§ Instructions for the task
Don't copy the pictures; return every other part of the records exactly.

start Data for the task

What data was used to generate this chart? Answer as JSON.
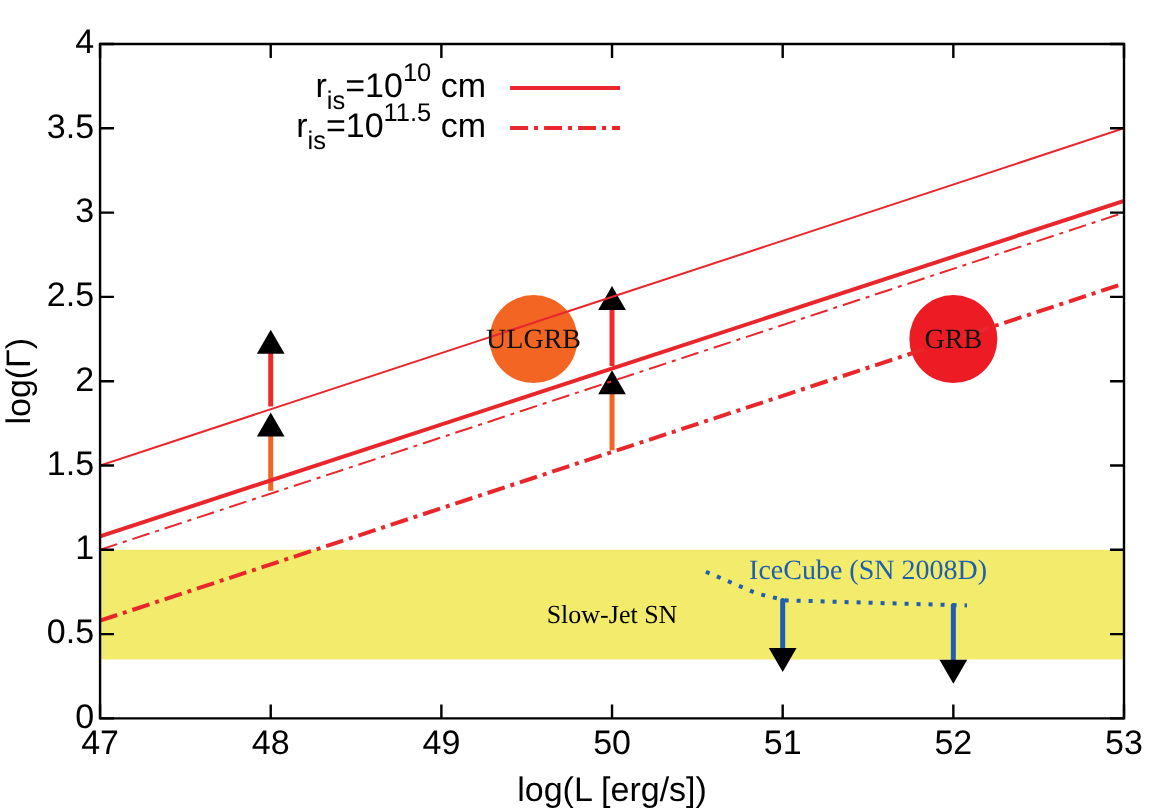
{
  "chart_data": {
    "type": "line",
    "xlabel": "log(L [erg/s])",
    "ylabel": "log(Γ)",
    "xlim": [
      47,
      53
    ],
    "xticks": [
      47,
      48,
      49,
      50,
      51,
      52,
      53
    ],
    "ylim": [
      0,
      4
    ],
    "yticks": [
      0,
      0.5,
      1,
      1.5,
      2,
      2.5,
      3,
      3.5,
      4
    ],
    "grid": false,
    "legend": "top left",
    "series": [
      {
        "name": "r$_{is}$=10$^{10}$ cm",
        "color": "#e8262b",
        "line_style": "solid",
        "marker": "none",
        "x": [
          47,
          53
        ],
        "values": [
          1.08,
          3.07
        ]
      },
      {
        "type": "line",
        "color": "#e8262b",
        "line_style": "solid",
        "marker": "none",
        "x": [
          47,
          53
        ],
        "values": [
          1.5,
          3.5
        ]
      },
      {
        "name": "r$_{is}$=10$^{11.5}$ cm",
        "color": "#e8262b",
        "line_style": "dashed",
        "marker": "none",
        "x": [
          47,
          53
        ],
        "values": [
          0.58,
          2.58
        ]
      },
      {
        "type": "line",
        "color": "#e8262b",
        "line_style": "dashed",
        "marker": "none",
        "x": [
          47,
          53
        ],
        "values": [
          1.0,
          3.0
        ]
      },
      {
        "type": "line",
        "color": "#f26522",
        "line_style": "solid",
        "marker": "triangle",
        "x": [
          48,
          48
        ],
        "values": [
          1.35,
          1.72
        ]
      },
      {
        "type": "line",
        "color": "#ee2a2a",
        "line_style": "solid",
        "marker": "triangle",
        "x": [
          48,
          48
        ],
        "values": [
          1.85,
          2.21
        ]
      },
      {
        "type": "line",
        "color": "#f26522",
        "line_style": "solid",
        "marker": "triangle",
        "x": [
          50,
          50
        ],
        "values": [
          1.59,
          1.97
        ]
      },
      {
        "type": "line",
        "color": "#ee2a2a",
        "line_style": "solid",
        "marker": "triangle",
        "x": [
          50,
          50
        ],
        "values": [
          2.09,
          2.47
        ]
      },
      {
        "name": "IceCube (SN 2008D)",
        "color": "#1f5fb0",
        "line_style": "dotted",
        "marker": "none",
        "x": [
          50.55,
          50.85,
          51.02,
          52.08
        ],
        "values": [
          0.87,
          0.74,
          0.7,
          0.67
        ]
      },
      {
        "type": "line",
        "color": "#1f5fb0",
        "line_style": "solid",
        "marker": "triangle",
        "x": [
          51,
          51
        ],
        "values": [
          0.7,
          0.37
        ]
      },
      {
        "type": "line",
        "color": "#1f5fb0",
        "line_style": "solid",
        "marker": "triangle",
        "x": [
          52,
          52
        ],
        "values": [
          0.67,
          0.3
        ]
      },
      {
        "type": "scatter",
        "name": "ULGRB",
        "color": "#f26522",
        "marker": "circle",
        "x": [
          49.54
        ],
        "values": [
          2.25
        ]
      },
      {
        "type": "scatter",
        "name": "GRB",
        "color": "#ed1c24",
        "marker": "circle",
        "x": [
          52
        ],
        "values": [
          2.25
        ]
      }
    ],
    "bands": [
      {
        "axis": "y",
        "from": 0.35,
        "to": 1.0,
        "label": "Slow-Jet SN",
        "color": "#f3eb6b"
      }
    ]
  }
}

end Data for the task

§ Solution to this exercise
What data was used to generate this chart? Answer as JSON.
{
  "chart_data": {
    "type": "line",
    "xlabel": "log(L [erg/s])",
    "ylabel": "log(Γ)",
    "xlim": [
      47,
      53
    ],
    "xticks": [
      47,
      48,
      49,
      50,
      51,
      52,
      53
    ],
    "ylim": [
      0,
      4
    ],
    "yticks": [
      0,
      0.5,
      1,
      1.5,
      2,
      2.5,
      3,
      3.5,
      4
    ],
    "grid": false,
    "legend": "top left",
    "series": [
      {
        "name": "r$_{is}$=10$^{10}$ cm",
        "color": "#e8262b",
        "line_style": "solid",
        "marker": "none",
        "x": [
          47,
          53
        ],
        "values": [
          1.08,
          3.07
        ]
      },
      {
        "type": "line",
        "color": "#e8262b",
        "line_style": "solid",
        "marker": "none",
        "x": [
          47,
          53
        ],
        "values": [
          1.5,
          3.5
        ]
      },
      {
        "name": "r$_{is}$=10$^{11.5}$ cm",
        "color": "#e8262b",
        "line_style": "dashed",
        "marker": "none",
        "x": [
          47,
          53
        ],
        "values": [
          0.58,
          2.58
        ]
      },
      {
        "type": "line",
        "color": "#e8262b",
        "line_style": "dashed",
        "marker": "none",
        "x": [
          47,
          53
        ],
        "values": [
          1.0,
          3.0
        ]
      },
      {
        "type": "line",
        "color": "#f26522",
        "line_style": "solid",
        "marker": "triangle",
        "x": [
          48,
          48
        ],
        "values": [
          1.35,
          1.72
        ]
      },
      {
        "type": "line",
        "color": "#ee2a2a",
        "line_style": "solid",
        "marker": "triangle",
        "x": [
          48,
          48
        ],
        "values": [
          1.85,
          2.21
        ]
      },
      {
        "type": "line",
        "color": "#f26522",
        "line_style": "solid",
        "marker": "triangle",
        "x": [
          50,
          50
        ],
        "values": [
          1.59,
          1.97
        ]
      },
      {
        "type": "line",
        "color": "#ee2a2a",
        "line_style": "solid",
        "marker": "triangle",
        "x": [
          50,
          50
        ],
        "values": [
          2.09,
          2.47
        ]
      },
      {
        "name": "IceCube (SN 2008D)",
        "color": "#1f5fb0",
        "line_style": "dotted",
        "marker": "none",
        "x": [
          50.55,
          50.85,
          51.02,
          52.08
        ],
        "values": [
          0.87,
          0.74,
          0.7,
          0.67
        ]
      },
      {
        "type": "line",
        "color": "#1f5fb0",
        "line_style": "solid",
        "marker": "triangle",
        "x": [
          51,
          51
        ],
        "values": [
          0.7,
          0.37
        ]
      },
      {
        "type": "line",
        "color": "#1f5fb0",
        "line_style": "solid",
        "marker": "triangle",
        "x": [
          52,
          52
        ],
        "values": [
          0.67,
          0.3
        ]
      },
      {
        "type": "scatter",
        "name": "ULGRB",
        "color": "#f26522",
        "marker": "circle",
        "x": [
          49.54
        ],
        "values": [
          2.25
        ]
      },
      {
        "type": "scatter",
        "name": "GRB",
        "color": "#ed1c24",
        "marker": "circle",
        "x": [
          52
        ],
        "values": [
          2.25
        ]
      }
    ],
    "bands": [
      {
        "axis": "y",
        "from": 0.35,
        "to": 1.0,
        "label": "Slow-Jet SN",
        "color": "#f3eb6b"
      }
    ]
  }
}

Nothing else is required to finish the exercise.